■ SET TASK:
Copy every line of the records below that holds the word "inhibición".

[Stored dataset items]
....................

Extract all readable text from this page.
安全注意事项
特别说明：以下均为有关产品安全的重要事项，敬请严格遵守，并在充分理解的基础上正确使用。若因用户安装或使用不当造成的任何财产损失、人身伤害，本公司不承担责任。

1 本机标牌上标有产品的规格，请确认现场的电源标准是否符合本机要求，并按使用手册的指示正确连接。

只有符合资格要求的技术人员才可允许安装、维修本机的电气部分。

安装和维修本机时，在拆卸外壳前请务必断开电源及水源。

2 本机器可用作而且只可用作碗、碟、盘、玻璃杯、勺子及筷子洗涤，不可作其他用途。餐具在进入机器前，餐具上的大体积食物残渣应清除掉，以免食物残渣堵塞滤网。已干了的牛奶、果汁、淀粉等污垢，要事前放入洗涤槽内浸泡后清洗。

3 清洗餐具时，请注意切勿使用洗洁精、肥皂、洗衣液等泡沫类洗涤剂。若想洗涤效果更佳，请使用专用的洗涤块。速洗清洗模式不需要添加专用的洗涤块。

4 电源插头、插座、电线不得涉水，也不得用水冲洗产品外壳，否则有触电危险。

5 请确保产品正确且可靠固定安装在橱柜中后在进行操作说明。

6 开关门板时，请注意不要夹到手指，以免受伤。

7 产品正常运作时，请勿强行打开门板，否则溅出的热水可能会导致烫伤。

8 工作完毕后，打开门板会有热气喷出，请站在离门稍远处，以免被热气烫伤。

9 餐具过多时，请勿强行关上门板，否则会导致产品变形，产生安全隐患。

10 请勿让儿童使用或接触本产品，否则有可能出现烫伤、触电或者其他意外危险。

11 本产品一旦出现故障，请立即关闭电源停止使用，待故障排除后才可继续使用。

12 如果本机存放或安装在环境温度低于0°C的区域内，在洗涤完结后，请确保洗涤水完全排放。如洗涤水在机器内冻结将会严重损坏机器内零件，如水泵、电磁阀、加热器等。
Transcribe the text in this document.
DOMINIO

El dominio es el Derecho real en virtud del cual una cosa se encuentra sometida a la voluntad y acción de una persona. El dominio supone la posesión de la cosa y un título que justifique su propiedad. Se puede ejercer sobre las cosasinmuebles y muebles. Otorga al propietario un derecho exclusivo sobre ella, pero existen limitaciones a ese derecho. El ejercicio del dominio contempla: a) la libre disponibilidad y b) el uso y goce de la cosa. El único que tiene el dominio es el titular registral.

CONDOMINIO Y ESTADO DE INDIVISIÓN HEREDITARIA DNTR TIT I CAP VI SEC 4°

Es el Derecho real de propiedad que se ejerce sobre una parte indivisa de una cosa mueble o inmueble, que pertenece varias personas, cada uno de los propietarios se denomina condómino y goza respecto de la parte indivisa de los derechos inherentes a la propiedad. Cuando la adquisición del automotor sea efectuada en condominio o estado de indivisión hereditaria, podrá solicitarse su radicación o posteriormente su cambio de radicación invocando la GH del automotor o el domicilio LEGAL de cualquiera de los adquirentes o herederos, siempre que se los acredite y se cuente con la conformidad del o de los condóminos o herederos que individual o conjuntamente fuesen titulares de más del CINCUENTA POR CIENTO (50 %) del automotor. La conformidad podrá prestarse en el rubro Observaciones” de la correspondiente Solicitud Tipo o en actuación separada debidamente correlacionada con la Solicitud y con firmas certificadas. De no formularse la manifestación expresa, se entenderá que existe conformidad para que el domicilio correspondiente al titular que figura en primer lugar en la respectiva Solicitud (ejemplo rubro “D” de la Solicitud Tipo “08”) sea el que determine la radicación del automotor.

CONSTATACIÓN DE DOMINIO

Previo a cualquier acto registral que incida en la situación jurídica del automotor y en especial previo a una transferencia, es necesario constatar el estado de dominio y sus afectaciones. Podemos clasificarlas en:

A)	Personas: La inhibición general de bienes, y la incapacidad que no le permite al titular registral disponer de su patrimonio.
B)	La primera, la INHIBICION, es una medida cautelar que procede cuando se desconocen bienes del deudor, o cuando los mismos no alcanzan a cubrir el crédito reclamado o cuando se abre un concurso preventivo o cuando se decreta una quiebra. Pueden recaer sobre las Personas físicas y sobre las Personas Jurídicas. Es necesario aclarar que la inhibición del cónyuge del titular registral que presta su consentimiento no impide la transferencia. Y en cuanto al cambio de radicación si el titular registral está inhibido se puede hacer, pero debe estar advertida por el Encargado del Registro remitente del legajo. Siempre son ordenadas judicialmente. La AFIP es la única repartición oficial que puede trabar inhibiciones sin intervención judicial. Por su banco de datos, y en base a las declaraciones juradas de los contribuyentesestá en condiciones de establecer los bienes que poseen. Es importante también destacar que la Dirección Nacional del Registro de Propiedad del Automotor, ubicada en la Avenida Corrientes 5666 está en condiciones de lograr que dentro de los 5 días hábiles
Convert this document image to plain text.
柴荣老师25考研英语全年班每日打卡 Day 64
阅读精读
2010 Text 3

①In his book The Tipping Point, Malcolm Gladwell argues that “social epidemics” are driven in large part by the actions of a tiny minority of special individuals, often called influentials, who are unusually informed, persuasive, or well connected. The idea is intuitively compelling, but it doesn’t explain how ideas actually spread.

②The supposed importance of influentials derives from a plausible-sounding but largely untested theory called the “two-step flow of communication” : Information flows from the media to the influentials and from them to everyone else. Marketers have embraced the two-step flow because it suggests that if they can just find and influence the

....................

■ TASK RESPONSE:
A)	Personas: La inhibición general de bienes, y la incapacidad que no le permite al titular registral disponer de su patrimonio.
B)	La primera, la INHIBICION, es una medida cautelar que procede cuando se desconocen bienes del deudor, o cuando los mismos no alcanzan a cubrir el crédito reclamado o cuando se abre un concurso preventivo o cuando se decreta una quiebra. Pueden recaer sobre las Personas físicas y sobre las Personas Jurídicas. Es necesario aclarar que la inhibición del cónyuge del titular registral que presta su consentimiento no impide la transferencia. Y en cuanto al cambio de radicación si el titular registral está inhibido se puede hacer, pero debe estar advertida por el Encargado del Registro remitente del legajo. Siempre son ordenadas judicialmente. La AFIP es la única repartición oficial que puede trabar inhibiciones sin intervención judicial. Por su banco de datos, y en base a las declaraciones juradas de los contribuyentesestá en condiciones de establecer los bienes que poseen. Es importante también destacar que la Dirección Nacional del Registro de Propiedad del Automotor, ubicada en la Avenida Corrientes 5666 está en condiciones de lograr que dentro de los 5 días hábiles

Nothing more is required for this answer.